[Extracted records]

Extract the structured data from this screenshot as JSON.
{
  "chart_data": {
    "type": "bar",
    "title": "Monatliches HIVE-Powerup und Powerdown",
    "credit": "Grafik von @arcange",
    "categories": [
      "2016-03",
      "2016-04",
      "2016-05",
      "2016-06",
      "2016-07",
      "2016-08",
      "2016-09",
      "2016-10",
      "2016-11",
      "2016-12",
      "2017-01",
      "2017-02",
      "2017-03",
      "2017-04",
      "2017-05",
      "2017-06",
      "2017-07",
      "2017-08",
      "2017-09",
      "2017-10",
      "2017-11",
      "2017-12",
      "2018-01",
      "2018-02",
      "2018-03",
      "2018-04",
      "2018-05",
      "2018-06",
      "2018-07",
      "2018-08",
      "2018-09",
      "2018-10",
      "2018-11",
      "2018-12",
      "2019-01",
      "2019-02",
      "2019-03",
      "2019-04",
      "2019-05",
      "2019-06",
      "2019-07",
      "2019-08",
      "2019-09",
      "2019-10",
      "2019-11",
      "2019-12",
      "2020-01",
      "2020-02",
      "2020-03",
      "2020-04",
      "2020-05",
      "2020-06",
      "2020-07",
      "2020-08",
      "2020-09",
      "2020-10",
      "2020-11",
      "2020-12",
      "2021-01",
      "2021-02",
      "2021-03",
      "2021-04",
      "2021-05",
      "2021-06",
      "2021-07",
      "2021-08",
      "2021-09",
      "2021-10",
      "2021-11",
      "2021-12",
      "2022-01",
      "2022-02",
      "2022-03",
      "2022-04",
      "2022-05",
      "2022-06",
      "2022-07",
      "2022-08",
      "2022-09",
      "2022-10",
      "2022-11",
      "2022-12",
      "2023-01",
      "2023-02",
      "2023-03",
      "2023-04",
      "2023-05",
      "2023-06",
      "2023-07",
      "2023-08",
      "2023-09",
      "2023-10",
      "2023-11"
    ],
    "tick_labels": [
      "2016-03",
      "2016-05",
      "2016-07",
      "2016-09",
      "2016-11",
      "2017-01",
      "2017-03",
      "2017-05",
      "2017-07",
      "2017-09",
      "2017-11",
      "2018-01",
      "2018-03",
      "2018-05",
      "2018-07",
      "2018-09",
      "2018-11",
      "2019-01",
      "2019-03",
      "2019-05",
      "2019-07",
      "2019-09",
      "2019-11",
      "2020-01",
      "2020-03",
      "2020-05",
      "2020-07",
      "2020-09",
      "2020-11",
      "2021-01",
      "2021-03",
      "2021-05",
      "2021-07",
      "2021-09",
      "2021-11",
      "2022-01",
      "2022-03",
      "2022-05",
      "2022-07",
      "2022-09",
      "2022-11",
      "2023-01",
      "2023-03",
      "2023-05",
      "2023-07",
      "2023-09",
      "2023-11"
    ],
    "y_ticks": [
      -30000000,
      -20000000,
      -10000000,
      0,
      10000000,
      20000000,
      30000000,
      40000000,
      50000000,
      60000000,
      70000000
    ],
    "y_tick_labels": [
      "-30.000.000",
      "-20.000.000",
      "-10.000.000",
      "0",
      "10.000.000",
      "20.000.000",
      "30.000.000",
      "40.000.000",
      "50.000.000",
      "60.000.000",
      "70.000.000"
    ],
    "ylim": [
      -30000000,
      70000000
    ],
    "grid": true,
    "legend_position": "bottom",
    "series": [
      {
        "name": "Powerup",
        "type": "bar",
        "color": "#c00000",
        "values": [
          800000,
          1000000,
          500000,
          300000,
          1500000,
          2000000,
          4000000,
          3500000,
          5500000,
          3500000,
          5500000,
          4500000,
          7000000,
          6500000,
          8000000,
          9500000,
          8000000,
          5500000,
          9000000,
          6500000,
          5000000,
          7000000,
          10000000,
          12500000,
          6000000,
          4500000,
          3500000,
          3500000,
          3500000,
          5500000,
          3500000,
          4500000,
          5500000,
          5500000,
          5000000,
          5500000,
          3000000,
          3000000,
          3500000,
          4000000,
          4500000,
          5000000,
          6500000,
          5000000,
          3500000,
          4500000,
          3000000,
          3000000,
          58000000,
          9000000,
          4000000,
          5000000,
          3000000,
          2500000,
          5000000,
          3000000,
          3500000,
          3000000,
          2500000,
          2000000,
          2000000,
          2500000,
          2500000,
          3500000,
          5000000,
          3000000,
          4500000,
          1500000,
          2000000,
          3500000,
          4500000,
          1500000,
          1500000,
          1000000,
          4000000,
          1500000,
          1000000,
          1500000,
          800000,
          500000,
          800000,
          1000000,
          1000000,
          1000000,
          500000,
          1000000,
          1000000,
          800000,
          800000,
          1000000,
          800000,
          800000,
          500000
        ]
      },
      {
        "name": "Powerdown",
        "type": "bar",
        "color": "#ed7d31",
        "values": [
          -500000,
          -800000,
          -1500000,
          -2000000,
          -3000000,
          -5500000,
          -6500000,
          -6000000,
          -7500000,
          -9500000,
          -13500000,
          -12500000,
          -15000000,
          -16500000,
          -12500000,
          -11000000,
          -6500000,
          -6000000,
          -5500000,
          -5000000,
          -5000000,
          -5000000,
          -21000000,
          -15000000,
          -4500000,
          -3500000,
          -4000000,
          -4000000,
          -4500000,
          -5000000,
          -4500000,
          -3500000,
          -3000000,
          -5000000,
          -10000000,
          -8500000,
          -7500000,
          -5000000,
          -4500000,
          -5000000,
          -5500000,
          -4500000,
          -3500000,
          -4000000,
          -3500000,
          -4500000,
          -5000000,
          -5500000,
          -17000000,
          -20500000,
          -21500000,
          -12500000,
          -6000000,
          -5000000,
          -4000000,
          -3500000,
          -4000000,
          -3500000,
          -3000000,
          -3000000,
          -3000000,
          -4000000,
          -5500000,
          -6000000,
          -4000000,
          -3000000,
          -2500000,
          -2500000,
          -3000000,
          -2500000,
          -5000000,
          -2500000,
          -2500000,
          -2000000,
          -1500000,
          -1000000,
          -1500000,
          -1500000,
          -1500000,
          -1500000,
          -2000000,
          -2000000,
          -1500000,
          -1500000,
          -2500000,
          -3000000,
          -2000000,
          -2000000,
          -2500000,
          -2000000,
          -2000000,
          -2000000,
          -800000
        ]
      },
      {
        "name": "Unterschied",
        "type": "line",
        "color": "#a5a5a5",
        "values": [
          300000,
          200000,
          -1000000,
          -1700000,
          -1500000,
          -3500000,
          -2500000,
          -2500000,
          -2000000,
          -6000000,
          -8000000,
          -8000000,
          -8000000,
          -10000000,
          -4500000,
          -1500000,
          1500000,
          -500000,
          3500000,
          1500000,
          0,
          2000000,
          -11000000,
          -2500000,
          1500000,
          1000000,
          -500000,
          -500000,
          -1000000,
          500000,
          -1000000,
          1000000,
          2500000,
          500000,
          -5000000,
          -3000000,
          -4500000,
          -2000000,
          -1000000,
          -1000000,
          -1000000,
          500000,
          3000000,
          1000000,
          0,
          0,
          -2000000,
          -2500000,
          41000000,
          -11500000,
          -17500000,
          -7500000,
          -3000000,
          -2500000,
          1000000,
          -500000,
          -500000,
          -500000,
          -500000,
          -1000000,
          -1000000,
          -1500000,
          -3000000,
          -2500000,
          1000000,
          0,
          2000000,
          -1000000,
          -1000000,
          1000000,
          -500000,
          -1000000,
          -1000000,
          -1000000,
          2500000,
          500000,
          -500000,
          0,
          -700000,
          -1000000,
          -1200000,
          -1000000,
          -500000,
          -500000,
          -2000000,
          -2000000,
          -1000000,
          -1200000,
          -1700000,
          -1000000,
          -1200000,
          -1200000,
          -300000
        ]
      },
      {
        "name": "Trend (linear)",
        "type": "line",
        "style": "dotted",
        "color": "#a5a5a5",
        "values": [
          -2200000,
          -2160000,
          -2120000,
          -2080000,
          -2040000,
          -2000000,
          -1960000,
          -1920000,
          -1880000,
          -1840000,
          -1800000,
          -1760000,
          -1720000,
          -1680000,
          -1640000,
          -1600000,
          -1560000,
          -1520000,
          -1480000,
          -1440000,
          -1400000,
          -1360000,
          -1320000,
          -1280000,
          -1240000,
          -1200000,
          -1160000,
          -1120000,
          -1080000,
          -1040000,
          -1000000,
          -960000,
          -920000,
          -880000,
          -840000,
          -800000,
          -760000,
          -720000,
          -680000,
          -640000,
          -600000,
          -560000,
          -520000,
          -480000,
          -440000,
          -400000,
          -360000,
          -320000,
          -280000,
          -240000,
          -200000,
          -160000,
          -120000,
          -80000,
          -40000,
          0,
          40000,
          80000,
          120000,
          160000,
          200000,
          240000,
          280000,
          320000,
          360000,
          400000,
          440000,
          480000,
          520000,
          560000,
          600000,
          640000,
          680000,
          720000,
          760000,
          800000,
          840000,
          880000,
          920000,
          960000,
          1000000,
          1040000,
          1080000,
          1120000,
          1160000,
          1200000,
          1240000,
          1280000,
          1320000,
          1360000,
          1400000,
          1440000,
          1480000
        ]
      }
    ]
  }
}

## Task description
From the listing above, collect each line in which the string "Powerdown" appears.

## Written answer
    "title": "Monatliches HIVE-Powerup und Powerdown",
        "name": "Powerdown",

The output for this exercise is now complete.